* START PAGE TEXT *

Host File Fast Decode
HFFD reads mainframe host files encoded in formats like EBCDIC to Unicode via CUDA.
To prepare the datasets and CUDA code the generateHFFD.sh is used. You need to set some environment variables:
export HFFD_TABLES="table1,table2" # name of the host files without extension
export RAWDATA="<path_to_host_files>"
export SAXON_HOME="/usr/local/xslt"
export SAXON="${SAXON_HOME}/saxon-he-10.2.jar"
export CUDA_HOME="<path_to_cuda>"
export DATA_MOEL="<path_to_xml>"
To automate this I'm using a simple source .hffd.env containing the local settings for CUDA, XSLT and datasets.
Run the code generation and data preparation by calling
./generateHFFD.sh
It will calculate the record size of each table by reading the related data model. Based on the record size (in Byte) it will evaluate if the file size is a factor of the record size. In the next step it will split the hostfile in chunks with the size of the defined chunk size.
The CUDA code generator will get the data structure from the data model XML and write the output to src/cuda/record.cu.
recordAddress = (threadIdx * RECORDLENGTH);
outputAddress = (threadIdx * OUTPUTRECORDLENGTH);
// DECIMAL: POLNR
bcdIntegerLength = 11;
comp3ToIntSerial ( inputMemAddress, recordAddress, bcdIntegerLength, 6, 8, outputMemAddress, outputAddress, 0 );
recordAddress = recordAddress + 6;
outputAddress = outputAddress + 9;
outputMemAddress[outputAddress - 1] = DELIMITER;Example of the generated CUDA code
Every GPU core starts with a record address calculated by it's own thread ID and the records length. From this address on the core reads the bytes needed for the decoding and calling specific function handling this data type. The result will be written to another memory block.

* END PAGE TEXT *

> **TASKS TO CARRY OUT**:
a: In the HFFD page text, which file does the CUDA code generator write its output to?
b: Return the passage of the HFFD page text from "Run the code" to "defined chunk size.".

* START RECORDED DATA *

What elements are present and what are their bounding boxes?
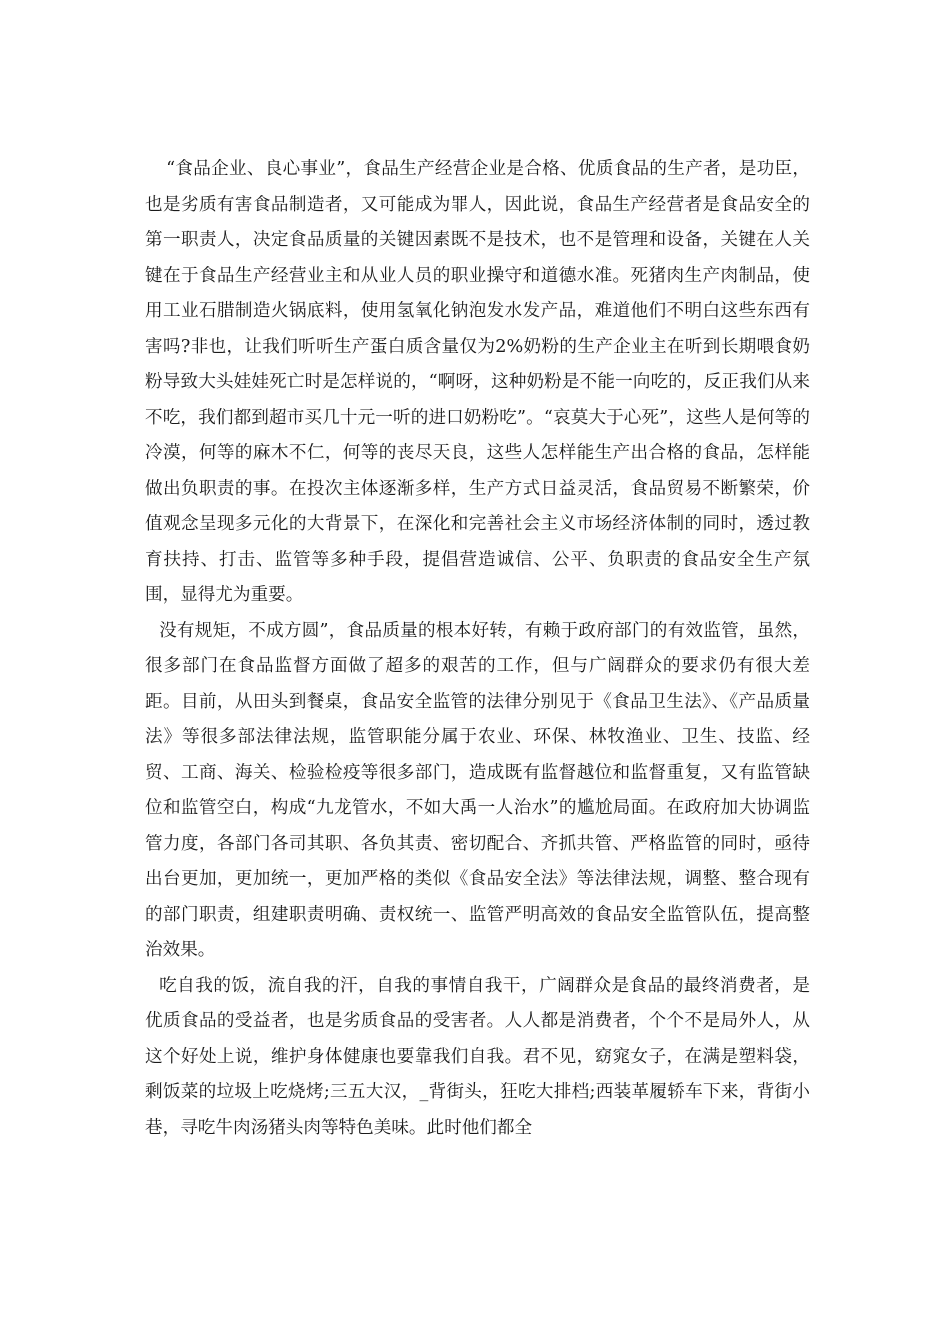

* END RECORDED DATA *

> **RESULTS BY TASK**:
a: src/cuda/record.cu

b:
Run the code generation and data preparation by calling
./generateHFFD.sh
It will calculate the record size of each table by reading the related data model. Based on the record size (in Byte) it will evaluate if the file size is a factor of the record size. In the next step it will split the hostfile in chunks with the size of the defined chunk size.